-- GOAL OF THE EXERCISE --
Translate this sentence from the passage on lattice-based authenticated encryption into French: "RLWE-ICAE can be viewed as a monolithic integration of public-key encryption, key agreement over ideal lattices, identity concealment and digital signature."

── DOCUMENT SEGMENT

Authenticated encryption (AE) is very suitable for a resources constrained environment for it needs less computational costs and AE has become one of the important technologies of modern communication security. Identity concealment is one of research focuses in design and analysis of current secure transport protocols (such as TLS1.3 and Google’s QUIC). In this paper, we present a provably secure identity-concealed authenticated encryption in the public-key setting over ideal lattices, referred to as RLWE-ICAE. Our scheme can be regarded as a parallel extension of higncryption scheme proposed by Zhao (CCS 2016), but in the lattice-based setting. RLWE-ICAE can be viewed as a monolithic integration of public-key encryption, key agreement over ideal lattices, identity concealment and digital signature. The security of RLWE-ICAE is directly relied on the Ring Learning with Errors (RLWE) assumption. Two concrete choices of parameters are provided in the end.

────
── RECORDS SUPPLIED

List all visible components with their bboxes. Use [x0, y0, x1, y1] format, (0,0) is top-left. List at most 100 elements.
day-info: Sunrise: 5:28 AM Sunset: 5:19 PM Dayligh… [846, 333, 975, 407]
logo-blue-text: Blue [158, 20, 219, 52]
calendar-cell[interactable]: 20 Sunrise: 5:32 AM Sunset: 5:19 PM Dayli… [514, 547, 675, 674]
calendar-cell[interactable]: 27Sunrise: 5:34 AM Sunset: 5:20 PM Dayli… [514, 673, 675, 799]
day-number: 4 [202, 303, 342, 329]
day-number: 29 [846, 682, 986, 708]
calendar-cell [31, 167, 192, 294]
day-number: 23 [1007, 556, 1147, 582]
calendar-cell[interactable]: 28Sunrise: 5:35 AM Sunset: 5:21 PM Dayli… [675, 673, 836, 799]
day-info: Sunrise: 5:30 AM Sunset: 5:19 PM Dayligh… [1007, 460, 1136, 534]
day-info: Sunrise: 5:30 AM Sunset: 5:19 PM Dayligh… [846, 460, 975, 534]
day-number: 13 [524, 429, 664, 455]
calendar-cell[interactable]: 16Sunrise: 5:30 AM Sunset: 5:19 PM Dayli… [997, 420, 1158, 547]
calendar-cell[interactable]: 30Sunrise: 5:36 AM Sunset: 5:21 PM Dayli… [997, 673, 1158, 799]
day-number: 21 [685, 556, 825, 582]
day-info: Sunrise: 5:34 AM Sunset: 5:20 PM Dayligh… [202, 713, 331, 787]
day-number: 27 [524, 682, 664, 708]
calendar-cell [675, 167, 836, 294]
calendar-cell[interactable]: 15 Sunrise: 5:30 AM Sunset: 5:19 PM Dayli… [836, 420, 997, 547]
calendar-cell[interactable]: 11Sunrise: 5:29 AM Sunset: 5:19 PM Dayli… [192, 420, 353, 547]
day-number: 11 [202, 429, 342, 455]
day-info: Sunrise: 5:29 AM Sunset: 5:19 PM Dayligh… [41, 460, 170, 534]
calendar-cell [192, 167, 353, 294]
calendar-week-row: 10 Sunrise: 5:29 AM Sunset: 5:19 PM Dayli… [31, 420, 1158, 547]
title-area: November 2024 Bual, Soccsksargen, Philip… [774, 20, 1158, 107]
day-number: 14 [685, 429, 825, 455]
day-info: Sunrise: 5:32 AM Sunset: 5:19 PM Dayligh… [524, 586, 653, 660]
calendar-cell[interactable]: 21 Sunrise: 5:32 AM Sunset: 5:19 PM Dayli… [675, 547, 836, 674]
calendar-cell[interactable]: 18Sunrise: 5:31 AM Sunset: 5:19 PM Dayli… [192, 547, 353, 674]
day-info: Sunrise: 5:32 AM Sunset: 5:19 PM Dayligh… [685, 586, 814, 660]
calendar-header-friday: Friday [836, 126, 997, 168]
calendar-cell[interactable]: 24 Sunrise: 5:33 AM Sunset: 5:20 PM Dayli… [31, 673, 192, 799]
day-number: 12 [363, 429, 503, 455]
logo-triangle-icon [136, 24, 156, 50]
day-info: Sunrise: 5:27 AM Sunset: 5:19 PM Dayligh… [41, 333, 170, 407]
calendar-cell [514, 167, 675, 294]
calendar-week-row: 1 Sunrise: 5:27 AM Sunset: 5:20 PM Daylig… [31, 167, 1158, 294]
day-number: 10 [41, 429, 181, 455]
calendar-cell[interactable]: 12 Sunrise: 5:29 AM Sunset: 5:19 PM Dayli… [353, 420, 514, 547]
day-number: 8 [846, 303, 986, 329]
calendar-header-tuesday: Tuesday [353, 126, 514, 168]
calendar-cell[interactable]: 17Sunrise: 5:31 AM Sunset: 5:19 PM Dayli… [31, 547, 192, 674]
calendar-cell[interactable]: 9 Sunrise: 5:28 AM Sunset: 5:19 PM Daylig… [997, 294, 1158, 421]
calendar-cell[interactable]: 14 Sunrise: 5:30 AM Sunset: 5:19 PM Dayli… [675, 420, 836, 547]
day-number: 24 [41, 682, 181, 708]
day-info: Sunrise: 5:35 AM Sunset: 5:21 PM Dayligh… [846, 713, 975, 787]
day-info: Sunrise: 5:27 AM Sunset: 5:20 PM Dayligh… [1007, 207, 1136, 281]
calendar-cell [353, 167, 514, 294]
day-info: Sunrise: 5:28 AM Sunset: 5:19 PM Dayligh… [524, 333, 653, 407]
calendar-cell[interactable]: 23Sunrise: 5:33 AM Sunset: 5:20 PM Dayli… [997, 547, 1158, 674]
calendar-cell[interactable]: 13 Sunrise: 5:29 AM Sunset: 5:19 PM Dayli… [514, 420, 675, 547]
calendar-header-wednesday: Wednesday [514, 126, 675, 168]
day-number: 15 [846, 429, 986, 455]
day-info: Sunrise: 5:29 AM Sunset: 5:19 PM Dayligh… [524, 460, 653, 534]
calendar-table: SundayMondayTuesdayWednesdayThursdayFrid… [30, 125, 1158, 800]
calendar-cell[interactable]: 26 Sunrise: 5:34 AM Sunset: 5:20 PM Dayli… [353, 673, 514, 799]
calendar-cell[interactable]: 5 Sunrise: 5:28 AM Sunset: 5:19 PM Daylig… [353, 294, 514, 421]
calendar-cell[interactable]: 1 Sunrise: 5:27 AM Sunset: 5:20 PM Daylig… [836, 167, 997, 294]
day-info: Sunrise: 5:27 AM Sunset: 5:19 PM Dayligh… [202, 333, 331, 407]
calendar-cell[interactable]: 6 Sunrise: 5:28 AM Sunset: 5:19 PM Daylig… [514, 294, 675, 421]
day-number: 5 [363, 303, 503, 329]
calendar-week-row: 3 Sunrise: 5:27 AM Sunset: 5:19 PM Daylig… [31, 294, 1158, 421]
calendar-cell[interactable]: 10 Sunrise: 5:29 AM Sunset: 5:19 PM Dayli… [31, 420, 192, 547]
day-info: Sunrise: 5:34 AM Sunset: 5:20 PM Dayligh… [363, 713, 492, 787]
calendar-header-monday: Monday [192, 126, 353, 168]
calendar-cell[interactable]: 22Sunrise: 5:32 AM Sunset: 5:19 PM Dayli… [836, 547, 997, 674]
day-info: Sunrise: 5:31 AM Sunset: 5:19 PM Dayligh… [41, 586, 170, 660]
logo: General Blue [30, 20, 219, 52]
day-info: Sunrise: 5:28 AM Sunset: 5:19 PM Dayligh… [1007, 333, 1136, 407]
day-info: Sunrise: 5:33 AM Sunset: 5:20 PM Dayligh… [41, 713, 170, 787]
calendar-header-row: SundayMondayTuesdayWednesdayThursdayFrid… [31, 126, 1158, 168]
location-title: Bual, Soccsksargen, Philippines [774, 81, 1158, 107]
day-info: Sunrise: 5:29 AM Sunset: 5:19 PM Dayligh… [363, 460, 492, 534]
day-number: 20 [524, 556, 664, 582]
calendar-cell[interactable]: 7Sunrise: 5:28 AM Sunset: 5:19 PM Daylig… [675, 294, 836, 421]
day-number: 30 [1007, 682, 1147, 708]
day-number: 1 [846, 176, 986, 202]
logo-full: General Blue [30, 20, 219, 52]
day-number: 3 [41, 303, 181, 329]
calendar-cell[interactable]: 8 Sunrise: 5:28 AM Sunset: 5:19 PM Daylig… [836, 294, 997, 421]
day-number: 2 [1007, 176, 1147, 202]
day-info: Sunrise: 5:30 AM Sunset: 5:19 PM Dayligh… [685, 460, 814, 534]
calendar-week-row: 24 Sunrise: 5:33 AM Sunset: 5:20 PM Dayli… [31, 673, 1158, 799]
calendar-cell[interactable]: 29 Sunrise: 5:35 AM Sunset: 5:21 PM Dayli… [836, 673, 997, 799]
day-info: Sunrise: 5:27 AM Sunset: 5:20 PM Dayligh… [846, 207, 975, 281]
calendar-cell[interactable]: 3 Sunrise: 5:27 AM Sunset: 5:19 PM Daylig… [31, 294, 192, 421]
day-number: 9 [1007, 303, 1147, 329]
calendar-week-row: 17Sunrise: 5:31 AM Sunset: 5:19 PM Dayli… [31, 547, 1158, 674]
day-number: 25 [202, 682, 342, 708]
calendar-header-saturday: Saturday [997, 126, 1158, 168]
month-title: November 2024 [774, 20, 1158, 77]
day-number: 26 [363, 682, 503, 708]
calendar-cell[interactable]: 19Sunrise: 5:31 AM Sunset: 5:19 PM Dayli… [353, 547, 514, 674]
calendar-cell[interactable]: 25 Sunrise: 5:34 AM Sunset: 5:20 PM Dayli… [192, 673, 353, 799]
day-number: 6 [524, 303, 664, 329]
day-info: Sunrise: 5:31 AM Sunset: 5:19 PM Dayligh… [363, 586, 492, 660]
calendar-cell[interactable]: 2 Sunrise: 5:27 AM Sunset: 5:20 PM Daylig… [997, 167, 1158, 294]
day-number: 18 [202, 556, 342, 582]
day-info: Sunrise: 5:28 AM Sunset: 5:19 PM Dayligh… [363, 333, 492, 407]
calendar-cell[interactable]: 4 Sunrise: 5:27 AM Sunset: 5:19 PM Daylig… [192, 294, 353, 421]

────

-- RESULT --
RLWE-ICAE peut être considéré comme une intégration monolithique du chiffrement à clé publique, de l'accord de clé sur des réseaux idéaux, de la dissimulation d'identité et de la signature numérique.